- **Entries shown**:

☆ ☆ ☆ ☆

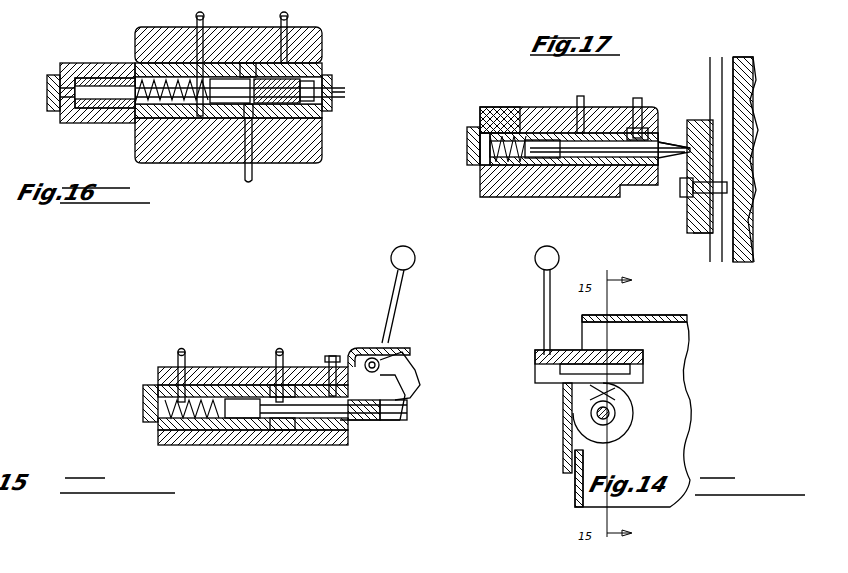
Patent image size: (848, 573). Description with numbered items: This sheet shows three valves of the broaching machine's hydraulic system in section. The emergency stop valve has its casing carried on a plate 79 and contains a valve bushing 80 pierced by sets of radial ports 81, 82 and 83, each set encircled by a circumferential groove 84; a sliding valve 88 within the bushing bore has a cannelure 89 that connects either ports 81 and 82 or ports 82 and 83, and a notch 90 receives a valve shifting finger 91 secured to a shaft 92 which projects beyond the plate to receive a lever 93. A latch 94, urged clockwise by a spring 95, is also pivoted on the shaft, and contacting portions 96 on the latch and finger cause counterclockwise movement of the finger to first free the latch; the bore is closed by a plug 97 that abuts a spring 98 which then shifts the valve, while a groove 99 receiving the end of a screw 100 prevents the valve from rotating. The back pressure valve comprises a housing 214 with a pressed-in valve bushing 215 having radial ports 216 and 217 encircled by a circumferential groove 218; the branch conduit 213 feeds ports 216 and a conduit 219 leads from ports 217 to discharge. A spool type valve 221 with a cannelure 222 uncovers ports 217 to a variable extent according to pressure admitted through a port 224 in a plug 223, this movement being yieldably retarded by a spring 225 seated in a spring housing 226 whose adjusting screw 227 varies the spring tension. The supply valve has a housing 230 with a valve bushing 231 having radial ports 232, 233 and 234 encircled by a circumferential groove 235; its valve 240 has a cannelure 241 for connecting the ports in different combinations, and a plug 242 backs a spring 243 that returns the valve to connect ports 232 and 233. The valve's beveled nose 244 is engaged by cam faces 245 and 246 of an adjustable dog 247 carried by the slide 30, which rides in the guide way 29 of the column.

In FIG. 16, the branch conduit 213 is at (287, 18).
In FIG. 16, the housing 214 is at (325, 52).
In FIG. 16, the valve bushing 215 is at (322, 68).
In FIG. 16, the radial ports 216 is at (310, 160).
In FIG. 16, the radial ports 217 is at (232, 190).
In FIG. 16, the circumferential groove 218 is at (262, 160).
In FIG. 16, the conduit 219 is at (245, 165).
In FIG. 16, the spool type valve 221 is at (322, 130).
In FIG. 16, the cannelure 222 is at (275, 163).
In FIG. 16, the plug 223 is at (300, 100).
In FIG. 16, the port 224 is at (332, 80).
In FIG. 16, the spring 225 is at (100, 123).
In FIG. 16, the spring housing 226 is at (125, 77).
In FIG. 16, the adjusting screw 227 is at (55, 111).
In FIG. 17, the housing 230 is at (580, 100).
In FIG. 17, the valve bushing 231 is at (480, 112).
In FIG. 17, the radial ports 232 is at (598, 197).
In FIG. 17, the radial ports 233 is at (560, 197).
In FIG. 17, the radial ports 234 is at (520, 197).
In FIG. 17, the circumferential groove 235 is at (583, 197).
In FIG. 17, the valve 240 is at (645, 138).
In FIG. 17, the cannelure 241 is at (540, 197).
In FIG. 17, the plug 242 is at (470, 150).
In FIG. 17, the spring 243 is at (485, 170).
In FIG. 17, the nose 244 is at (668, 150).
In FIG. 17, the cam face 245 is at (713, 148).
In FIG. 17, the cam face 246 is at (680, 188).
In FIG. 17, the adjustable dog 247 is at (700, 230).
In FIG. 17, the slide 30 is at (757, 85).
In FIG. 15, the valve bushing 80 is at (365, 420).
In FIG. 15, the radial ports 81 is at (232, 367).
In FIG. 15, the radial ports 82 is at (270, 378).
In FIG. 15, the radial ports 83 is at (300, 385).
In FIG. 15, the circumferential groove 84 is at (290, 382).
In FIG. 15, the sliding valve 88 is at (407, 415).
In FIG. 14, the sliding valve 88 is at (595, 420).
In FIG. 15, the cannelure 89 is at (245, 430).
In FIG. 15, the notch 90 is at (385, 420).
In FIG. 15, the valve shifting finger 91 is at (320, 432).
In FIG. 14, the valve shifting finger 91 is at (598, 411).
In FIG. 15, the shaft 92 is at (390, 355).
In FIG. 15, the lever 93 is at (395, 300).
In FIG. 14, the lever 93 is at (544, 303).
In FIG. 15, the latch 94 is at (405, 385).
In FIG. 14, the latch 94 is at (615, 398).
In FIG. 15, the spring 95 is at (385, 365).
In FIG. 15, the contacting portions 96 is at (415, 370).
In FIG. 15, the plug 97 is at (143, 405).
In FIG. 15, the spring 98 is at (196, 380).
In FIG. 14, the spring 98 is at (630, 425).
In FIG. 15, the groove 99 is at (300, 430).
In FIG. 15, the screw 100 is at (335, 365).
In FIG. 14, the guide way 29 is at (680, 308).
In FIG. 14, the plate 79 is at (563, 450).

☆ ☆ ☆ ☆

- **Problem to solve**: Convert every line of the items above into a Markdown table with the columns "Row" and "Line", numbering the rows and skipping blank lines. Leave the pictures out.

- **Task output**:
| Row | Line |
|---|---|
| 1 | Patent image size: (848, 573). Description with numbered items: This sheet shows three valves of the broaching machine's hydraulic system in section. The emergency stop valve has its casing carried on a plate 79 and contains a valve bushing 80 pierced by sets of radial ports 81, 82 and 83, each set encircled by a circumferential groove 84; a sliding valve 88 within the bushing bore has a cannelure 89 that connects either ports 81 and 82 or ports 82 and 83, and a notch 90 receives a valve shifting finger 91 secured to a shaft 92 which projects beyond the plate to receive a lever 93. A latch 94, urged clockwise by a spring 95, is also pivoted on the shaft, and contacting portions 96 on the latch and finger cause counterclockwise movement of the finger to first free the latch; the bore is closed by a plug 97 that abuts a spring 98 which then shifts the valve, while a groove 99 receiving the end of a screw 100 prevents the valve from rotating. The back pressure valve comprises a housing 214 with a pressed-in valve bushing 215 having radial ports 216 and 217 encircled by a circumferential groove 218; the branch conduit 213 feeds ports 216 and a conduit 219 leads from ports 217 to discharge. A spool type valve 221 with a cannelure 222 uncovers ports 217 to a variable extent according to pressure admitted through a port 224 in a plug 223, this movement being yieldably retarded by a spring 225 seated in a spring housing 226 whose adjusting screw 227 varies the spring tension. The supply valve has a housing 230 with a valve bushing 231 having radial ports 232, 233 and 234 encircled by a circumferential groove 235; its valve 240 has a cannelure 241 for connecting the ports in different combinations, and a plug 242 backs a spring 243 that returns the valve to connect ports 232 and 233. The valve's beveled nose 244 is engaged by cam faces 245 and 246 of an adjustable dog 247 carried by the slide 30, which rides in the guide way 29 of the column. |
| 2 | In FIG. 16, the branch conduit 213 is at (287, 18). |
| 3 | In FIG. 16, the housing 214 is at (325, 52). |
| 4 | In FIG. 16, the valve bushing 215 is at (322, 68). |
| 5 | In FIG. 16, the radial ports 216 is at (310, 160). |
| 6 | In FIG. 16, the radial ports 217 is at (232, 190). |
| 7 | In FIG. 16, the circumferential groove 218 is at (262, 160). |
| 8 | In FIG. 16, the conduit 219 is at (245, 165). |
| 9 | In FIG. 16, the spool type valve 221 is at (322, 130). |
| 10 | In FIG. 16, the cannelure 222 is at (275, 163). |
| 11 | In FIG. 16, the plug 223 is at (300, 100). |
| 12 | In FIG. 16, the port 224 is at (332, 80). |
| 13 | In FIG. 16, the spring 225 is at (100, 123). |
| 14 | In FIG. 16, the spring housing 226 is at (125, 77). |
| 15 | In FIG. 16, the adjusting screw 227 is at (55, 111). |
| 16 | In FIG. 17, the housing 230 is at (580, 100). |
| 17 | In FIG. 17, the valve bushing 231 is at (480, 112). |
| 18 | In FIG. 17, the radial ports 232 is at (598, 197). |
| 19 | In FIG. 17, the radial ports 233 is at (560, 197). |
| 20 | In FIG. 17, the radial ports 234 is at (520, 197). |
| 21 | In FIG. 17, the circumferential groove 235 is at (583, 197). |
| 22 | In FIG. 17, the valve 240 is at (645, 138). |
| 23 | In FIG. 17, the cannelure 241 is at (540, 197). |
| 24 | In FIG. 17, the plug 242 is at (470, 150). |
| 25 | In FIG. 17, the spring 243 is at (485, 170). |
| 26 | In FIG. 17, the nose 244 is at (668, 150). |
| 27 | In FIG. 17, the cam face 245 is at (713, 148). |
| 28 | In FIG. 17, the cam face 246 is at (680, 188). |
| 29 | In FIG. 17, the adjustable dog 247 is at (700, 230). |
| 30 | In FIG. 17, the slide 30 is at (757, 85). |
| 31 | In FIG. 15, the valve bushing 80 is at (365, 420). |
| 32 | In FIG. 15, the radial ports 81 is at (232, 367). |
| 33 | In FIG. 15, the radial ports 82 is at (270, 378). |
| 34 | In FIG. 15, the radial ports 83 is at (300, 385). |
| 35 | In FIG. 15, the circumferential groove 84 is at (290, 382). |
| 36 | In FIG. 15, the sliding valve 88 is at (407, 415). |
| 37 | In FIG. 14, the sliding valve 88 is at (595, 420). |
| 38 | In FIG. 15, the cannelure 89 is at (245, 430). |
| 39 | In FIG. 15, the notch 90 is at (385, 420). |
| 40 | In FIG. 15, the valve shifting finger 91 is at (320, 432). |
| 41 | In FIG. 14, the valve shifting finger 91 is at (598, 411). |
| 42 | In FIG. 15, the shaft 92 is at (390, 355). |
| 43 | In FIG. 15, the lever 93 is at (395, 300). |
| 44 | In FIG. 14, the lever 93 is at (544, 303). |
| 45 | In FIG. 15, the latch 94 is at (405, 385). |
| 46 | In FIG. 14, the latch 94 is at (615, 398). |
| 47 | In FIG. 15, the spring 95 is at (385, 365). |
| 48 | In FIG. 15, the contacting portions 96 is at (415, 370). |
| 49 | In FIG. 15, the plug 97 is at (143, 405). |
| 50 | In FIG. 15, the spring 98 is at (196, 380). |
| 51 | In FIG. 14, the spring 98 is at (630, 425). |
| 52 | In FIG. 15, the groove 99 is at (300, 430). |
| 53 | In FIG. 15, the screw 100 is at (335, 365). |
| 54 | In FIG. 14, the guide way 29 is at (680, 308). |
| 55 | In FIG. 14, the plate 79 is at (563, 450). |